> _GIVEN PROBLEM_
Using the records provided below, locate and copy each line that contains the word "console".

[Extracted records]
----
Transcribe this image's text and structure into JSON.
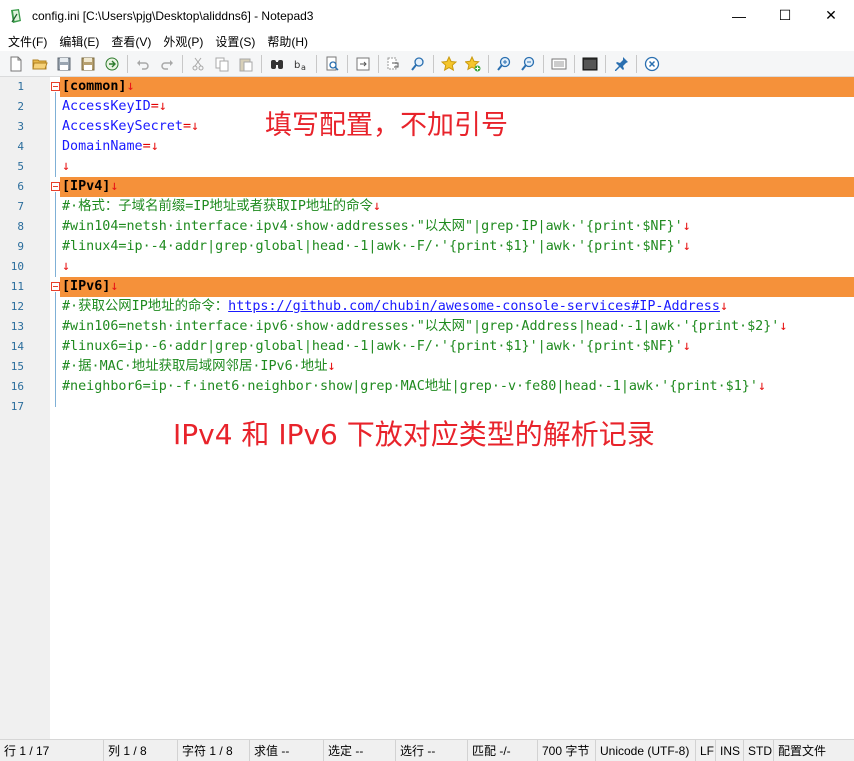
{
  "window": {
    "title": "config.ini [C:\\Users\\pjg\\Desktop\\aliddns6] - Notepad3",
    "minimize_glyph": "—",
    "maximize_glyph": "☐",
    "close_glyph": "✕"
  },
  "menu": [
    "文件(F)",
    "编辑(E)",
    "查看(V)",
    "外观(P)",
    "设置(S)",
    "帮助(H)"
  ],
  "toolbar_icons": [
    "new-file-icon",
    "open-folder-icon",
    "save-icon",
    "save-as-icon",
    "browse-icon",
    "undo-icon",
    "redo-icon",
    "cut-icon",
    "copy-icon",
    "paste-icon",
    "find-icon",
    "replace-icon",
    "search-doc-icon",
    "goto-icon",
    "word-wrap-icon",
    "zoom-find-icon",
    "favorites-icon",
    "add-favorite-icon",
    "zoom-in-icon",
    "zoom-out-icon",
    "schemes-icon",
    "console-icon",
    "pin-icon",
    "close-file-icon"
  ],
  "lines": [
    {
      "n": "1",
      "parts": [
        [
          "sec",
          "[common]"
        ],
        [
          "crlf",
          "↓"
        ]
      ]
    },
    {
      "n": "2",
      "parts": [
        [
          "key",
          "AccessKeyID"
        ],
        [
          "eq",
          "="
        ],
        [
          "crlf",
          "↓"
        ]
      ]
    },
    {
      "n": "3",
      "parts": [
        [
          "key",
          "AccessKeySecret"
        ],
        [
          "eq",
          "="
        ],
        [
          "crlf",
          "↓"
        ]
      ]
    },
    {
      "n": "4",
      "parts": [
        [
          "key",
          "DomainName"
        ],
        [
          "eq",
          "="
        ],
        [
          "crlf",
          "↓"
        ]
      ]
    },
    {
      "n": "5",
      "parts": [
        [
          "crlf",
          "↓"
        ]
      ]
    },
    {
      "n": "6",
      "parts": [
        [
          "sec",
          "[IPv4]"
        ],
        [
          "crlf",
          "↓"
        ]
      ]
    },
    {
      "n": "7",
      "parts": [
        [
          "cmt",
          "#·格式：子域名前缀=IP地址或者获取IP地址的命令"
        ],
        [
          "crlf",
          "↓"
        ]
      ]
    },
    {
      "n": "8",
      "parts": [
        [
          "cmt",
          "#win104=netsh·interface·ipv4·show·addresses·\"以太网\"|grep·IP|awk·'{print·$NF}'"
        ],
        [
          "crlf",
          "↓"
        ]
      ]
    },
    {
      "n": "9",
      "parts": [
        [
          "cmt",
          "#linux4=ip·-4·addr|grep·global|head·-1|awk·-F/·'{print·$1}'|awk·'{print·$NF}'"
        ],
        [
          "crlf",
          "↓"
        ]
      ]
    },
    {
      "n": "10",
      "parts": [
        [
          "crlf",
          "↓"
        ]
      ]
    },
    {
      "n": "11",
      "parts": [
        [
          "sec",
          "[IPv6]"
        ],
        [
          "crlf",
          "↓"
        ]
      ]
    },
    {
      "n": "12",
      "parts": [
        [
          "cmt",
          "#·获取公网IP地址的命令："
        ],
        [
          "link",
          "https://github.com/chubin/awesome-console-services#IP-Address"
        ],
        [
          "crlf",
          "↓"
        ]
      ]
    },
    {
      "n": "13",
      "parts": [
        [
          "cmt",
          "#win106=netsh·interface·ipv6·show·addresses·\"以太网\"|grep·Address|head·-1|awk·'{print·$2}'"
        ],
        [
          "crlf",
          "↓"
        ]
      ]
    },
    {
      "n": "14",
      "parts": [
        [
          "cmt",
          "#linux6=ip·-6·addr|grep·global|head·-1|awk·-F/·'{print·$1}'|awk·'{print·$NF}'"
        ],
        [
          "crlf",
          "↓"
        ]
      ]
    },
    {
      "n": "15",
      "parts": [
        [
          "cmt",
          "#·据·MAC·地址获取局域网邻居·IPv6·地址"
        ],
        [
          "crlf",
          "↓"
        ]
      ]
    },
    {
      "n": "16",
      "parts": [
        [
          "cmt",
          "#neighbor6=ip·-f·inet6·neighbor·show|grep·MAC地址|grep·-v·fe80|head·-1|awk·'{print·$1}'"
        ],
        [
          "crlf",
          "↓"
        ]
      ]
    },
    {
      "n": "17",
      "parts": []
    }
  ],
  "notes": {
    "top": "填写配置，不加引号",
    "bottom": "IPv4 和 IPv6 下放对应类型的解析记录"
  },
  "status": [
    "行  1 / 17",
    "列  1 / 8",
    "字符  1 / 8",
    "求值  --",
    "选定  --",
    "选行  --",
    "匹配  -/-",
    "700 字节",
    "Unicode (UTF-8)",
    "LF",
    "INS",
    "STD",
    "配置文件"
  ],
  "colors": {
    "section_highlight": "#f5913a",
    "key": "#1a1aff",
    "comment": "#1f8a1f",
    "line_number": "#2b6d9c",
    "annotation": "#e8232b"
  }
}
----
> _WORKED SOLUTION_
    "console-icon",
          "https://github.com/chubin/awesome-console-services#IP-Address"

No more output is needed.